**Records shown**

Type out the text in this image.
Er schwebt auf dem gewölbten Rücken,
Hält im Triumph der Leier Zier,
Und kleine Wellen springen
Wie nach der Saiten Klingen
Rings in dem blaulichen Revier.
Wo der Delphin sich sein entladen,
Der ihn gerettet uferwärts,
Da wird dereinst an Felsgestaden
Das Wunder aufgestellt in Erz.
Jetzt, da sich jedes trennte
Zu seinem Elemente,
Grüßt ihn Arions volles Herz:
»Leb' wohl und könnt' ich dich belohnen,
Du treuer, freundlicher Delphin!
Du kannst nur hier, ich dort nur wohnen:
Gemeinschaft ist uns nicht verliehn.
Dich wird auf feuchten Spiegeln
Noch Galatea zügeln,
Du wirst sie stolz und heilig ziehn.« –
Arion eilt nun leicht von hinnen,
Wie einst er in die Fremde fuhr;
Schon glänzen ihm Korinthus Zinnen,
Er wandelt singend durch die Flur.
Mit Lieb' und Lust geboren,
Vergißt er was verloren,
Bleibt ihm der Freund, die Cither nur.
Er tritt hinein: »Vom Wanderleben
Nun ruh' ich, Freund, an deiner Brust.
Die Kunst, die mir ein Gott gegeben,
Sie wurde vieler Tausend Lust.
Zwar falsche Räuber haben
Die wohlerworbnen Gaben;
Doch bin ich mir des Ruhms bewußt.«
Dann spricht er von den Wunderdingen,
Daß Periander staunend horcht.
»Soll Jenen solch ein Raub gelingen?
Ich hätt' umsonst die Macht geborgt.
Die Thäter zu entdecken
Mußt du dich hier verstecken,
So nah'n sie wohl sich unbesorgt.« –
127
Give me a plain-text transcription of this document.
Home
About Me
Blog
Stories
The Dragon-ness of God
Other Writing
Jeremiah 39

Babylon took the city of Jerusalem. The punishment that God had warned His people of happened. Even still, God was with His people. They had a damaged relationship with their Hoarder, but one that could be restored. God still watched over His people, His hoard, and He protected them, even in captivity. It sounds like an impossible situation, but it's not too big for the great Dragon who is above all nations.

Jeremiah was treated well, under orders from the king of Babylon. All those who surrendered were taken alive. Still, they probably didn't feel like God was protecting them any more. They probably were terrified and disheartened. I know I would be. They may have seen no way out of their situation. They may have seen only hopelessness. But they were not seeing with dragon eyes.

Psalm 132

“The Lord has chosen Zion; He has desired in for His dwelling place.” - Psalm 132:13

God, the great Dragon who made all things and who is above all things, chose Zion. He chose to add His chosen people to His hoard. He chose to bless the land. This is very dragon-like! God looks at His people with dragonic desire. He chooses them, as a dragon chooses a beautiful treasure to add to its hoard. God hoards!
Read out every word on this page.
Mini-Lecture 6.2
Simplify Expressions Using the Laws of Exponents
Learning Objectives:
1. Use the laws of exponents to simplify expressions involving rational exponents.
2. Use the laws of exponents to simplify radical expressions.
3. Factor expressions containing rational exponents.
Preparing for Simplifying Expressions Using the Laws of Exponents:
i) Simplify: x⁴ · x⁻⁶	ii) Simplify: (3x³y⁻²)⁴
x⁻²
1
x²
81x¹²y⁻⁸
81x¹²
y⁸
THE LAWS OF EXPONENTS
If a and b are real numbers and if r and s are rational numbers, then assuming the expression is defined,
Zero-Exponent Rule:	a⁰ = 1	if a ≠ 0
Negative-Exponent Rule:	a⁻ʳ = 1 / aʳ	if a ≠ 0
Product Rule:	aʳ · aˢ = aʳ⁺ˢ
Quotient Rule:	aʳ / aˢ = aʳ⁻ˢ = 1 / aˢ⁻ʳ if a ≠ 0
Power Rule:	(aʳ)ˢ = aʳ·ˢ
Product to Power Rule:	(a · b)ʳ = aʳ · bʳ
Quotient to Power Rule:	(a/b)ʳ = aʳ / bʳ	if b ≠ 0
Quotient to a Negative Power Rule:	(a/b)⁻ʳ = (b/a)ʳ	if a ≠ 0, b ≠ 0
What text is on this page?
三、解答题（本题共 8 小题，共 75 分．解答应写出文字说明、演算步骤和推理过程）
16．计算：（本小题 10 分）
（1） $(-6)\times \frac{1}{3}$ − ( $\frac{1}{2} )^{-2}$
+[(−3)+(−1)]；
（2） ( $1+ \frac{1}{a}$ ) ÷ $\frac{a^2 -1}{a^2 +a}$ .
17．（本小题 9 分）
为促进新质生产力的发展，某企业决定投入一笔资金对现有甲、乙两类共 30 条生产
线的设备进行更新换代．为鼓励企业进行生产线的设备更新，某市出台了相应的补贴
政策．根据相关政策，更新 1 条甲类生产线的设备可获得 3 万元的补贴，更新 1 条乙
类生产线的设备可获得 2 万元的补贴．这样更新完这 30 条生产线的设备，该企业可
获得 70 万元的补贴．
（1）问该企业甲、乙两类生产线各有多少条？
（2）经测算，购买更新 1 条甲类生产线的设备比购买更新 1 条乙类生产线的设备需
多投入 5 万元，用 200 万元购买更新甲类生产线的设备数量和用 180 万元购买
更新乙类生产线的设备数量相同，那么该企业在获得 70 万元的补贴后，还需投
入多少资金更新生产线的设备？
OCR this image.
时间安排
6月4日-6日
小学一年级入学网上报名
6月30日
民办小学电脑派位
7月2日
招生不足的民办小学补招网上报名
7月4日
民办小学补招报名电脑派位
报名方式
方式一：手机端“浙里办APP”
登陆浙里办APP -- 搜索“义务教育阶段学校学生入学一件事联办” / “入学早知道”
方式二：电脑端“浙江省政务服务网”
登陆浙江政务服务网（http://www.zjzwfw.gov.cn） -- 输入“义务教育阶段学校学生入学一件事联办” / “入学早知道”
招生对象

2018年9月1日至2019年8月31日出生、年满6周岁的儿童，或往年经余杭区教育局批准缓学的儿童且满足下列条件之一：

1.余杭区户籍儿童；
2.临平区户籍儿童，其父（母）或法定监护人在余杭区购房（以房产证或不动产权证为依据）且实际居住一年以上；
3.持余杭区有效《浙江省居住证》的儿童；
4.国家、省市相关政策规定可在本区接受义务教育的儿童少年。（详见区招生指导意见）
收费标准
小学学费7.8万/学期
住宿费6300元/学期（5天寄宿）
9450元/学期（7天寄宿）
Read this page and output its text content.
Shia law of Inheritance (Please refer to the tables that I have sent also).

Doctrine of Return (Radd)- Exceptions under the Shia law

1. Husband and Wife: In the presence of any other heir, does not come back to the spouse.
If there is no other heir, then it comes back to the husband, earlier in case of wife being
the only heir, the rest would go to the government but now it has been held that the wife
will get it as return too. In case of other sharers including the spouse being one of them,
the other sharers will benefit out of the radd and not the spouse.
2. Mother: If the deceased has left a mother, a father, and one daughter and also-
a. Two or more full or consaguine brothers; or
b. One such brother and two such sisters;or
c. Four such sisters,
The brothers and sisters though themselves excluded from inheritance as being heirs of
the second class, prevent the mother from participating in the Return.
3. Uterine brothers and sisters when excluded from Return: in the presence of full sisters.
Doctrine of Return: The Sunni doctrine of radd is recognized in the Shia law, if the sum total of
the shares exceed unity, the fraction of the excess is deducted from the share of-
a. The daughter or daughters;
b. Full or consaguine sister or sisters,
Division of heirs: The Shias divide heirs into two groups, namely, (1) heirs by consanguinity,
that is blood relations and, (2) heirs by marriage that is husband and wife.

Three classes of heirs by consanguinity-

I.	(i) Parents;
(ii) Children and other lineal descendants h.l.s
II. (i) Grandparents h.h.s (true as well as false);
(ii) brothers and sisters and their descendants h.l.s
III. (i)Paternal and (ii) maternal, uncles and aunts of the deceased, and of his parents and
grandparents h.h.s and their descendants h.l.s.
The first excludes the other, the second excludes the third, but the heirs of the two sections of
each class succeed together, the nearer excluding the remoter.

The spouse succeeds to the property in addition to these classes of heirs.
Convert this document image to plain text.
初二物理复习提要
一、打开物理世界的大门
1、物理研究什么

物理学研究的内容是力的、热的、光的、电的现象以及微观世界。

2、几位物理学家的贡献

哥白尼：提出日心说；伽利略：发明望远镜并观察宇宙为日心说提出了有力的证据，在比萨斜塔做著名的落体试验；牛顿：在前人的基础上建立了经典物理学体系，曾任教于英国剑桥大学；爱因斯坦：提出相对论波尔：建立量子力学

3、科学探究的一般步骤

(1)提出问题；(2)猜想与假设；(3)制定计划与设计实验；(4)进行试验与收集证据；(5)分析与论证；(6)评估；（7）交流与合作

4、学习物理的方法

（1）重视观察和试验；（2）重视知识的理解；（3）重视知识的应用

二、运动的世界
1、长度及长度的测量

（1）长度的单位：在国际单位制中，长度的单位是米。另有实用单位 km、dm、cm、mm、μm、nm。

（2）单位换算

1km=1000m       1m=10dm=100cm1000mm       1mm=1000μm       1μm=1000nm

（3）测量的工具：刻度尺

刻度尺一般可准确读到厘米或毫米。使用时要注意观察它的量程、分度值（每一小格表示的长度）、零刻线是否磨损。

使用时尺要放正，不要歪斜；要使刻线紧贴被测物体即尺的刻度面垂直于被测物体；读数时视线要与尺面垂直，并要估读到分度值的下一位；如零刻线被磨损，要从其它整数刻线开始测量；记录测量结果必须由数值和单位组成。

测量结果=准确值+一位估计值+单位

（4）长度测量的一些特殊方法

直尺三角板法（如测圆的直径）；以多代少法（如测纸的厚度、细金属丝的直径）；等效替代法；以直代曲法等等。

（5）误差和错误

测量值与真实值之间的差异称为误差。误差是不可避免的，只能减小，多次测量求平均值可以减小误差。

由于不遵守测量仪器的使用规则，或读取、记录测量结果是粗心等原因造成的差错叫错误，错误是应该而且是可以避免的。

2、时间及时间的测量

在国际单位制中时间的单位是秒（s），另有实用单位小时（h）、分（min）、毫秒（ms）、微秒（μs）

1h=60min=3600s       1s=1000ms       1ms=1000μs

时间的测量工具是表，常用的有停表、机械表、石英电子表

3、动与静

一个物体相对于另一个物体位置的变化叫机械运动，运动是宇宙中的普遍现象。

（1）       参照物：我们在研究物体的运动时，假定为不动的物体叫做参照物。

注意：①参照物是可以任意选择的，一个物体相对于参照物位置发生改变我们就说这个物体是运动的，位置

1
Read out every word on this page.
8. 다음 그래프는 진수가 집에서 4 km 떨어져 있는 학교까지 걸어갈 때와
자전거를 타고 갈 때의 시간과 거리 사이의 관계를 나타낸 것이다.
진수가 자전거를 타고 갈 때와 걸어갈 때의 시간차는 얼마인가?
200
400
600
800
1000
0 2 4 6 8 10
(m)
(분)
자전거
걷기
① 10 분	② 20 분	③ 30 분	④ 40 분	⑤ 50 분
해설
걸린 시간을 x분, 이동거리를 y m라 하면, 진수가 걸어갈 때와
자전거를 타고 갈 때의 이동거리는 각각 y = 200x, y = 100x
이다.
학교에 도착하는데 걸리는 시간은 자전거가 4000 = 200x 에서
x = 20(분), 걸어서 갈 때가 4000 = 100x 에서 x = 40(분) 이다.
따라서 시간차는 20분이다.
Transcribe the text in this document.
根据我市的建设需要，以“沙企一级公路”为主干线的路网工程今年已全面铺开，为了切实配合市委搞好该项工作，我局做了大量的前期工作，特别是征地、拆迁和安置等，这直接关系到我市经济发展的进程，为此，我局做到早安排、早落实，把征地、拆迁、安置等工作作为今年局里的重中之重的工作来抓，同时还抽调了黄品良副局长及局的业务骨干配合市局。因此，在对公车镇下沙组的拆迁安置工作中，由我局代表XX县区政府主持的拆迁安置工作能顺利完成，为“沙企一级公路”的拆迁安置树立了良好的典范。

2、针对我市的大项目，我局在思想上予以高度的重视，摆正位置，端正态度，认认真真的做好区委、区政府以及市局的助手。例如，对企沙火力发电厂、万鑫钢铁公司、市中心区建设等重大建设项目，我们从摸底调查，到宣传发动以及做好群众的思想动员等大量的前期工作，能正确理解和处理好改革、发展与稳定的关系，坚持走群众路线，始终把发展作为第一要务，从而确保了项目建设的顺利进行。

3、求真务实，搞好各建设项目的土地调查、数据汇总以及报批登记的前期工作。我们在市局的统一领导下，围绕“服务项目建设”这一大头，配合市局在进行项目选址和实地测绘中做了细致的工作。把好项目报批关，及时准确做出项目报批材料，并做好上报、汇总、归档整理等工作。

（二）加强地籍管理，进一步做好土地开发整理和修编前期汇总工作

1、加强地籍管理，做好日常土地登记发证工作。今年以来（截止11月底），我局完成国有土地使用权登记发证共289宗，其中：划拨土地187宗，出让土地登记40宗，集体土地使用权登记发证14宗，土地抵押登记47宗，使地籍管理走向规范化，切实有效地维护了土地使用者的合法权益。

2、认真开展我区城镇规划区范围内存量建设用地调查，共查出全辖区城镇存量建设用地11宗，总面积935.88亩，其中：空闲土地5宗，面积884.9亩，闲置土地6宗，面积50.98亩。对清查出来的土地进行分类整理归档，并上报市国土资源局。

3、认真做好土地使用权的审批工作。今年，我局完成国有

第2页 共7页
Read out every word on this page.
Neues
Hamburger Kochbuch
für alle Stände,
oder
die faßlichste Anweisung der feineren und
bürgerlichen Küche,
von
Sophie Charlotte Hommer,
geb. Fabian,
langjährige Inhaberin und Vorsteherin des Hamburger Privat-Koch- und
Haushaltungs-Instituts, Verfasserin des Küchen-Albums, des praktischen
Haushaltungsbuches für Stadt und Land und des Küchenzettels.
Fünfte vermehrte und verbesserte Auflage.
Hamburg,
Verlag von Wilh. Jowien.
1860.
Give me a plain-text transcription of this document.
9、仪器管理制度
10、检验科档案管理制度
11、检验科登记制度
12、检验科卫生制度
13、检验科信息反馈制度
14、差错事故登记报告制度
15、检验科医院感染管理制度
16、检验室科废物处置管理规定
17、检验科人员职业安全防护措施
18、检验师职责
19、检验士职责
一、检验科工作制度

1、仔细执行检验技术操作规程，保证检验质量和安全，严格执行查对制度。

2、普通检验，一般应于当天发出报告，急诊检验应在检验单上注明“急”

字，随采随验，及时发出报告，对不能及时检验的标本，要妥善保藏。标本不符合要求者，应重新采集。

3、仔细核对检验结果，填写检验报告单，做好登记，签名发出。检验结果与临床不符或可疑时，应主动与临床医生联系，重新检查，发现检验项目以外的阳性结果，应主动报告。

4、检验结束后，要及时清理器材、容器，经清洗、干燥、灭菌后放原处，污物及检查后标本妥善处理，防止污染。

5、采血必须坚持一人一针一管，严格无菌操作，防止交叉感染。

**Required task**
Scan the records above for the string "from", then select every line that holds it.

**Solution**
Jeremiah was treated well, under orders from the king of Babylon. All those who surrendered were taken alive. Still, they probably didn't feel like God was protecting them any more. They probably were terrified and disheartened. I know I would be. They may have seen no way out of their situation. They may have seen only hopelessness. But they were not seeing with dragon eyes.
The brothers and sisters though themselves excluded from inheritance as being heirs of
the second class, prevent the mother from participating in the Return.
3. Uterine brothers and sisters when excluded from Return: in the presence of full sisters.
the shares exceed unity, the fraction of the excess is deducted from the share of-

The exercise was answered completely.